● Objective: From the listing below, count the lines where the string "junio" occurs. Give the number, with no other words.

====== Record set ======

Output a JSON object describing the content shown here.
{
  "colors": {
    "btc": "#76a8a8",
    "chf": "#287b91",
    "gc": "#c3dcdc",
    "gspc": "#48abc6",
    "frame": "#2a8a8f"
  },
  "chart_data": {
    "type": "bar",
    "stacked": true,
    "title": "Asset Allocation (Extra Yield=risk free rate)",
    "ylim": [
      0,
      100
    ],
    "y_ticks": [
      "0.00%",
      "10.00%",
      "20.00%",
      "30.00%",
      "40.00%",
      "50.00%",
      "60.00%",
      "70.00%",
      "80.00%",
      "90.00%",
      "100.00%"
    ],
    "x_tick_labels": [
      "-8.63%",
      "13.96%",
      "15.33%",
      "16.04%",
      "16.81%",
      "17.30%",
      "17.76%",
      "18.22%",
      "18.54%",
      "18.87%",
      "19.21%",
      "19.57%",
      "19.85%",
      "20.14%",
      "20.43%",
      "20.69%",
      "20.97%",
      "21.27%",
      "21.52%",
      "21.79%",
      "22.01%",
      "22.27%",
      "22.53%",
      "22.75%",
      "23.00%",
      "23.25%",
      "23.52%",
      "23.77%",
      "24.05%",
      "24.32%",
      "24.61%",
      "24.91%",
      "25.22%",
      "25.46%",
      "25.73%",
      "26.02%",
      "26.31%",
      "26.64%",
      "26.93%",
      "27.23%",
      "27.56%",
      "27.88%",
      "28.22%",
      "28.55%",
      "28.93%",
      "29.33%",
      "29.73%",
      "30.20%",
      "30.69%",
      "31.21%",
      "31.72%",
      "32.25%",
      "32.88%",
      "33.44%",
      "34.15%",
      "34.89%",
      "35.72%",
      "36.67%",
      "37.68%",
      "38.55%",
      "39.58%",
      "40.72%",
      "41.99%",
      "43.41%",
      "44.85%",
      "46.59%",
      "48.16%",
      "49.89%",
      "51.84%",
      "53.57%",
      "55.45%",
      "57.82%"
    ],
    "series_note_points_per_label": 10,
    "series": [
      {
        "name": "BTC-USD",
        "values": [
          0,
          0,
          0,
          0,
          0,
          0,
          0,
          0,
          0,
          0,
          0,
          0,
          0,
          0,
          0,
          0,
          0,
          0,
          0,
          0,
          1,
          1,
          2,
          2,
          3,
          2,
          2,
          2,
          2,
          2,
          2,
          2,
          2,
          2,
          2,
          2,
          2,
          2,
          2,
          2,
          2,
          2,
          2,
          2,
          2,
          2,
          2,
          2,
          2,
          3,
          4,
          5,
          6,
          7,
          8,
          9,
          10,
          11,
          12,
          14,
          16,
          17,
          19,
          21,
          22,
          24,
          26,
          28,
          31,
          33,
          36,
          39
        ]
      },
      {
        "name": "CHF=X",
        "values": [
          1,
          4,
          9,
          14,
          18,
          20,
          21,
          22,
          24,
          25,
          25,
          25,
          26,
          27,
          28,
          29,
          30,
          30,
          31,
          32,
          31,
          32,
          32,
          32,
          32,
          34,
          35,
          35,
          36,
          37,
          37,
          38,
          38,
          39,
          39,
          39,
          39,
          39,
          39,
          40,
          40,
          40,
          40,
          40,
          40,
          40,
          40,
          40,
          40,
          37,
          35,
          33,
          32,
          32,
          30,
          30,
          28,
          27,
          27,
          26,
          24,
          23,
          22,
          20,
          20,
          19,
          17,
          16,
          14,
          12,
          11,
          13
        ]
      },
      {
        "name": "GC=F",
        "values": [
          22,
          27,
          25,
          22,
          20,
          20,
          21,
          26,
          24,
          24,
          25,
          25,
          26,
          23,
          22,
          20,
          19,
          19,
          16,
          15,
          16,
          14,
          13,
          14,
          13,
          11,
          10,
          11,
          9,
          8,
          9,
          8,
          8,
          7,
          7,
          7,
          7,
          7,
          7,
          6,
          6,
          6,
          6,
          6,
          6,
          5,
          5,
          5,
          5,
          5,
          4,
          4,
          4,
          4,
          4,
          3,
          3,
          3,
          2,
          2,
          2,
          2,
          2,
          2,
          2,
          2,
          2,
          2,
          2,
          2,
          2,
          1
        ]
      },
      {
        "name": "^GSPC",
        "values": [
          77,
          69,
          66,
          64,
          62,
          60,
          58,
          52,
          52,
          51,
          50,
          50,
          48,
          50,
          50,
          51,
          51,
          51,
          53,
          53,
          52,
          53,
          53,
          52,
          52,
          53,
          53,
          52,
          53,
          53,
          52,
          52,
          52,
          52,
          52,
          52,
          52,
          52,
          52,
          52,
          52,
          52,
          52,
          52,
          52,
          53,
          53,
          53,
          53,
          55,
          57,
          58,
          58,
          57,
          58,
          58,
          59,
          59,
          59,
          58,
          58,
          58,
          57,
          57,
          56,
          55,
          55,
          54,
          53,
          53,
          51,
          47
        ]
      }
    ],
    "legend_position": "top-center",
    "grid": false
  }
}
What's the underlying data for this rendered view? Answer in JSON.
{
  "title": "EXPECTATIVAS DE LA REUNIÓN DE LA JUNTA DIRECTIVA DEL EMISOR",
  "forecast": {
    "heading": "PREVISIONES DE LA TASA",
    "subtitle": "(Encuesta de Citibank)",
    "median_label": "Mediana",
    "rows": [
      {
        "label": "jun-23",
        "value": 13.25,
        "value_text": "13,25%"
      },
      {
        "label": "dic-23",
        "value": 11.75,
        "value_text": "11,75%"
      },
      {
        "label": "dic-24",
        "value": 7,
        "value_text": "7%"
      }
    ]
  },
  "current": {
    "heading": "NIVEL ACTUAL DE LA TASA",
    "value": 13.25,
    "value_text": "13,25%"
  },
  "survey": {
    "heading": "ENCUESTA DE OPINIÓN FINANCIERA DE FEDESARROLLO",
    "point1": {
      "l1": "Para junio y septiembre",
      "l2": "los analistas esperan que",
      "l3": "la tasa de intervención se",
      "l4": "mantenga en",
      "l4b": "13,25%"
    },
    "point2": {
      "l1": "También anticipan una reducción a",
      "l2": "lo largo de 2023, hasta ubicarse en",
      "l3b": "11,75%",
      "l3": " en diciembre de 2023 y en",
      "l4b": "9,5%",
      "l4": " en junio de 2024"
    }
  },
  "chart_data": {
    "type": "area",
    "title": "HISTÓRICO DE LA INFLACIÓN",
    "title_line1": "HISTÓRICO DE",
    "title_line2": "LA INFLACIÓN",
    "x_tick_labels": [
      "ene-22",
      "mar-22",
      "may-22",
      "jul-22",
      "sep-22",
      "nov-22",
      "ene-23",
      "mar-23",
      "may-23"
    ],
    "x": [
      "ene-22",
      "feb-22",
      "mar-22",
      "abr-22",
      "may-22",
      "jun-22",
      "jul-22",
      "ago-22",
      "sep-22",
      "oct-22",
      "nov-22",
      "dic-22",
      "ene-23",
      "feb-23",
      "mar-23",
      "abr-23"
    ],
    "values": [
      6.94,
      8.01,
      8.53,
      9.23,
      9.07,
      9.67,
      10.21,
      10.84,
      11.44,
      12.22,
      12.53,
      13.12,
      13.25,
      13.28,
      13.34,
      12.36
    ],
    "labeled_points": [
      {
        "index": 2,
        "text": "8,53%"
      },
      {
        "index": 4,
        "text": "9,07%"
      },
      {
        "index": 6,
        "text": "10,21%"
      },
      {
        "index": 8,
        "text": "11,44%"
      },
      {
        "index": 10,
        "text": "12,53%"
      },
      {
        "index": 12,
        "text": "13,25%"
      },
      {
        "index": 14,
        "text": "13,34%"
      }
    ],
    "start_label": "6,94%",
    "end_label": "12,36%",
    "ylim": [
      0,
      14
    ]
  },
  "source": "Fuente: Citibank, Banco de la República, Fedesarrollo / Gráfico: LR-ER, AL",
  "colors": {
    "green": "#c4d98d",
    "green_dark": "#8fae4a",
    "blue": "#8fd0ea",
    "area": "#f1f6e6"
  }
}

======

● Solution: 2